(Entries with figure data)
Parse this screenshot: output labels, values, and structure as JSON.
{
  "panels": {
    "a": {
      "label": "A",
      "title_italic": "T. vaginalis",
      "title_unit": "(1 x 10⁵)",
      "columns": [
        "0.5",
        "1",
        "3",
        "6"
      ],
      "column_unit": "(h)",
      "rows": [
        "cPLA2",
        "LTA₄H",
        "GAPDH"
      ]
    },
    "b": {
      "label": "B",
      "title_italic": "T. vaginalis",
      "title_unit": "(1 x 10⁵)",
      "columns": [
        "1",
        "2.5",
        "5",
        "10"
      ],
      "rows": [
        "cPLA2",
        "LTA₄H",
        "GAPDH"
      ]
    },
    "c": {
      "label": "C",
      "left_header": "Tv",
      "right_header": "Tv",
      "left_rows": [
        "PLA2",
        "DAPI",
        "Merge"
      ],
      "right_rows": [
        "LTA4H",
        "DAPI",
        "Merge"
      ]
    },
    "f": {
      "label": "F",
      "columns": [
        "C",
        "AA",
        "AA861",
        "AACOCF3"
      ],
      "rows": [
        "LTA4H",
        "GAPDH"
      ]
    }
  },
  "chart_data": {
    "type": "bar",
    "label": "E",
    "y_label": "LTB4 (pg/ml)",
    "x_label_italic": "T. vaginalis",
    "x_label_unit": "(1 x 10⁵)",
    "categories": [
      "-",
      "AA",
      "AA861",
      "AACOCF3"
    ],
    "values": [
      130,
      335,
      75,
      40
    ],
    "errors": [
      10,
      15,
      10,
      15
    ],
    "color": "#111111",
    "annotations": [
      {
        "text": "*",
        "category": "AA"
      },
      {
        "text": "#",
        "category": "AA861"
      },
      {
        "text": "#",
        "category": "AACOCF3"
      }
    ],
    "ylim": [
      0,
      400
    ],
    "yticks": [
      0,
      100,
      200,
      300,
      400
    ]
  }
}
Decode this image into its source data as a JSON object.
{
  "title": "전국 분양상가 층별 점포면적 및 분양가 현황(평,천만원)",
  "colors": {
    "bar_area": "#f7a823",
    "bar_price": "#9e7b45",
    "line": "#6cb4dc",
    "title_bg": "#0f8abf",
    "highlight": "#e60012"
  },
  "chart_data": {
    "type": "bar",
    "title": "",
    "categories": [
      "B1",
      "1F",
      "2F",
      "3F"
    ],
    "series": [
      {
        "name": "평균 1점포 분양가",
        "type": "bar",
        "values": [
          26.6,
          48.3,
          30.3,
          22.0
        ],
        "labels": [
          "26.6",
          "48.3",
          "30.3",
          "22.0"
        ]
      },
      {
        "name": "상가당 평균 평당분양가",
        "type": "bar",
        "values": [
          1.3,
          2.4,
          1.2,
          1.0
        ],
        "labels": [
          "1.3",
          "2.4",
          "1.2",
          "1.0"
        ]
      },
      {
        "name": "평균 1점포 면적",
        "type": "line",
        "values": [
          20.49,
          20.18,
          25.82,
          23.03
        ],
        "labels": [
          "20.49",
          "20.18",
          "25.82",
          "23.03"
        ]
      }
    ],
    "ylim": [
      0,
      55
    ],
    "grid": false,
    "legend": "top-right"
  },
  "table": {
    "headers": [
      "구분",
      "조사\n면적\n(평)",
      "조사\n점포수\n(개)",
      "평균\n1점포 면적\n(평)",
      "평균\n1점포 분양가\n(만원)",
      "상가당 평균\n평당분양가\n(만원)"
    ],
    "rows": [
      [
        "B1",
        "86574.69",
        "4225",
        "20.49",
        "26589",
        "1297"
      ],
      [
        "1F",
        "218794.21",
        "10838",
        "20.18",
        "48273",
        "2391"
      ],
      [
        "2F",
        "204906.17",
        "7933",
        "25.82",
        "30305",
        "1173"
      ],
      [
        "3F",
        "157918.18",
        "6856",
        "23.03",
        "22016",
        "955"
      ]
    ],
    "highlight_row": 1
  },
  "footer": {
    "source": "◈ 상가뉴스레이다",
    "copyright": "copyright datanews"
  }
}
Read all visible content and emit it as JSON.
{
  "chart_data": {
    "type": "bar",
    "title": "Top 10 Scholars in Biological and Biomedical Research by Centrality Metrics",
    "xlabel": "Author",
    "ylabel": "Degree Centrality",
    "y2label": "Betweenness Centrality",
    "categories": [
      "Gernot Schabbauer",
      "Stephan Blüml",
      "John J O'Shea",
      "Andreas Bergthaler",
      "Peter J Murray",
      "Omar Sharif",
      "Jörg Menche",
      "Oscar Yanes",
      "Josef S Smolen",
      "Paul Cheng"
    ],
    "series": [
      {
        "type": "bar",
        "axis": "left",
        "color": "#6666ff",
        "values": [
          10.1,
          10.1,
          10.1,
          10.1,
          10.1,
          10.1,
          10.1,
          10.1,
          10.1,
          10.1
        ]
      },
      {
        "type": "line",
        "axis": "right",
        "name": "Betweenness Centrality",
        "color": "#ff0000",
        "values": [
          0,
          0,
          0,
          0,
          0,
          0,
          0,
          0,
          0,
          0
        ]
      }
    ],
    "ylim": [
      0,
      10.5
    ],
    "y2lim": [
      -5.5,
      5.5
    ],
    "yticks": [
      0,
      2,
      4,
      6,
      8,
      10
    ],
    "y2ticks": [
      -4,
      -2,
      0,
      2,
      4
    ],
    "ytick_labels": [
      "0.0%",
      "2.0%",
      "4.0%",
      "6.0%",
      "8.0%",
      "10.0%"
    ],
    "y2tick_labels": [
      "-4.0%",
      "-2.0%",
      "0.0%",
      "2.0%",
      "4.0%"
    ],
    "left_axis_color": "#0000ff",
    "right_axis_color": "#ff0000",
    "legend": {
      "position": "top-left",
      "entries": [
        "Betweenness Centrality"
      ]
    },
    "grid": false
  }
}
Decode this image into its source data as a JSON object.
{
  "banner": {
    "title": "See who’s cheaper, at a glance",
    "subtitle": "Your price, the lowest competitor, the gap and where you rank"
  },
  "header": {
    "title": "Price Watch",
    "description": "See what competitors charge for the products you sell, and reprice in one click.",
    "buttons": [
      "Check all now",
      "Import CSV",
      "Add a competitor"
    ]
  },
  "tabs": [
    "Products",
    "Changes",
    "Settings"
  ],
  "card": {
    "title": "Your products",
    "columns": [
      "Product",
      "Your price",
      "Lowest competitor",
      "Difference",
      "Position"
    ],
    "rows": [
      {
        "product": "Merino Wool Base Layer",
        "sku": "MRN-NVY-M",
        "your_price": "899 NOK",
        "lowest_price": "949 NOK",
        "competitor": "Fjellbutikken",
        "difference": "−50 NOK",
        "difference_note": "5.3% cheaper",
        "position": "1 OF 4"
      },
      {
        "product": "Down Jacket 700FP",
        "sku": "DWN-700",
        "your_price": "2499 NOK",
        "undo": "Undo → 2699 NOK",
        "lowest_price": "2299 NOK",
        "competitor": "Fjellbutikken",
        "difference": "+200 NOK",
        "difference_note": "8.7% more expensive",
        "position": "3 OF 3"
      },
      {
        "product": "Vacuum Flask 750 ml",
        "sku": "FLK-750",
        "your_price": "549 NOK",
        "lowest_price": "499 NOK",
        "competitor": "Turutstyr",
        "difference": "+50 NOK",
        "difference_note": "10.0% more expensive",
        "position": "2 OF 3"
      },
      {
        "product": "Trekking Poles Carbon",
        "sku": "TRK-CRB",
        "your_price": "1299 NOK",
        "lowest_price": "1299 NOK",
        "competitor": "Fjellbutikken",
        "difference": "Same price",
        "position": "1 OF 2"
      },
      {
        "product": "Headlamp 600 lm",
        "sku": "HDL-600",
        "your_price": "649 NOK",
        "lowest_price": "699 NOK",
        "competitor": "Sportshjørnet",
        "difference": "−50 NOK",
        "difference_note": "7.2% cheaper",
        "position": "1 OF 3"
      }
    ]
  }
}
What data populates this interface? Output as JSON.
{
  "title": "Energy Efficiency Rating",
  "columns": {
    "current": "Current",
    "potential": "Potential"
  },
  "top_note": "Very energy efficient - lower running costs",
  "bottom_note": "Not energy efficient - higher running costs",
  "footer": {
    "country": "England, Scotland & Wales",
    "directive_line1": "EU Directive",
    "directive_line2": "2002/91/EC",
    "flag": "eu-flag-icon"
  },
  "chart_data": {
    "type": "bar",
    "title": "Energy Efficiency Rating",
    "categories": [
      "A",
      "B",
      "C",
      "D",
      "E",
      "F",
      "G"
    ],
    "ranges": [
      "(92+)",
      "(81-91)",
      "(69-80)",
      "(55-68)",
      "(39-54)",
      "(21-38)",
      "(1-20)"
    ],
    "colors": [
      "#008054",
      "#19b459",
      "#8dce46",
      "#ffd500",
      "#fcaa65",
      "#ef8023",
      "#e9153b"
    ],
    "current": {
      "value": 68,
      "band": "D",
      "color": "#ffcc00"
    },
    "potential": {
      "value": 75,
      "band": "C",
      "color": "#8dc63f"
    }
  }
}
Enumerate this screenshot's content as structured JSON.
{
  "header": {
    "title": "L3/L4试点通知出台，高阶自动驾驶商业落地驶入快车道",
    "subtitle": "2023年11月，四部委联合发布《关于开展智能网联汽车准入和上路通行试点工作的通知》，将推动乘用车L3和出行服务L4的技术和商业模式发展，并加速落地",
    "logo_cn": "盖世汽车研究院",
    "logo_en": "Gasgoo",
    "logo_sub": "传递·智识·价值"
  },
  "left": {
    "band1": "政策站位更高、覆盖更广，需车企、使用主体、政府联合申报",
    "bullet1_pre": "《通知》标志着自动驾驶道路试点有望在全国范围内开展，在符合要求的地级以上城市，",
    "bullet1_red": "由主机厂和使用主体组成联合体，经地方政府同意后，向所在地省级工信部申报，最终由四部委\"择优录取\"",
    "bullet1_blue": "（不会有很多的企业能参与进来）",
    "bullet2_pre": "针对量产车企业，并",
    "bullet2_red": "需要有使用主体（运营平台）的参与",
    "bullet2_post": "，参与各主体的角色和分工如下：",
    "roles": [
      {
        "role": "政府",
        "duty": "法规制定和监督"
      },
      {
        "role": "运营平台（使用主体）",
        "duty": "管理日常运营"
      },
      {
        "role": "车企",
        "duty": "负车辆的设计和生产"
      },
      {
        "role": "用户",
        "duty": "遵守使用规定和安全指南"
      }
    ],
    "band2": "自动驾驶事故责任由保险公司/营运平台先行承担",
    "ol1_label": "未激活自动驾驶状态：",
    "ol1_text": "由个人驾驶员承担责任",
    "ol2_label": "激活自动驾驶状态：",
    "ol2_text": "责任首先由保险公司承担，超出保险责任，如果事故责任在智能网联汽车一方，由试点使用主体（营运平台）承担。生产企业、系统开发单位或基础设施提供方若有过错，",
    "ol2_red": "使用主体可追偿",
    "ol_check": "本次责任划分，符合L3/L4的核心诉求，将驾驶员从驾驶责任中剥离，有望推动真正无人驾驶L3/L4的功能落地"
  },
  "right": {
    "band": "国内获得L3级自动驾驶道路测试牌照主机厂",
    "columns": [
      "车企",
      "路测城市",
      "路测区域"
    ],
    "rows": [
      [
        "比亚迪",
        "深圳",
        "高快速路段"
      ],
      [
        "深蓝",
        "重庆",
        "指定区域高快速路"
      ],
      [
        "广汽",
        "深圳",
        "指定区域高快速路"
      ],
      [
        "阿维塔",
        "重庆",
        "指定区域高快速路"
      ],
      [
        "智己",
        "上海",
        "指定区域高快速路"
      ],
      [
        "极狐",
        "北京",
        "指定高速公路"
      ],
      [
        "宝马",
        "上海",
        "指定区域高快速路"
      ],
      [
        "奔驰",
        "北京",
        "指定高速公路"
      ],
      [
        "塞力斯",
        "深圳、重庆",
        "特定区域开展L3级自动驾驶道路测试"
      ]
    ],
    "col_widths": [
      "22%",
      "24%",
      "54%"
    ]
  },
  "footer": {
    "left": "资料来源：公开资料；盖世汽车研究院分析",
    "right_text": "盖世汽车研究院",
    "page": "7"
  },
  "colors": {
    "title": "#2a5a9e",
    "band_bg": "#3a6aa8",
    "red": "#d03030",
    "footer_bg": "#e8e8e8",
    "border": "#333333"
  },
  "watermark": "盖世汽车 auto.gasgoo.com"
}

◆ Stated task: Pull every line containing "costs" from the material above.

◆ Worked solution:
  "top_note": "Very energy efficient - lower running costs",
  "bottom_note": "Not energy efficient - higher running costs",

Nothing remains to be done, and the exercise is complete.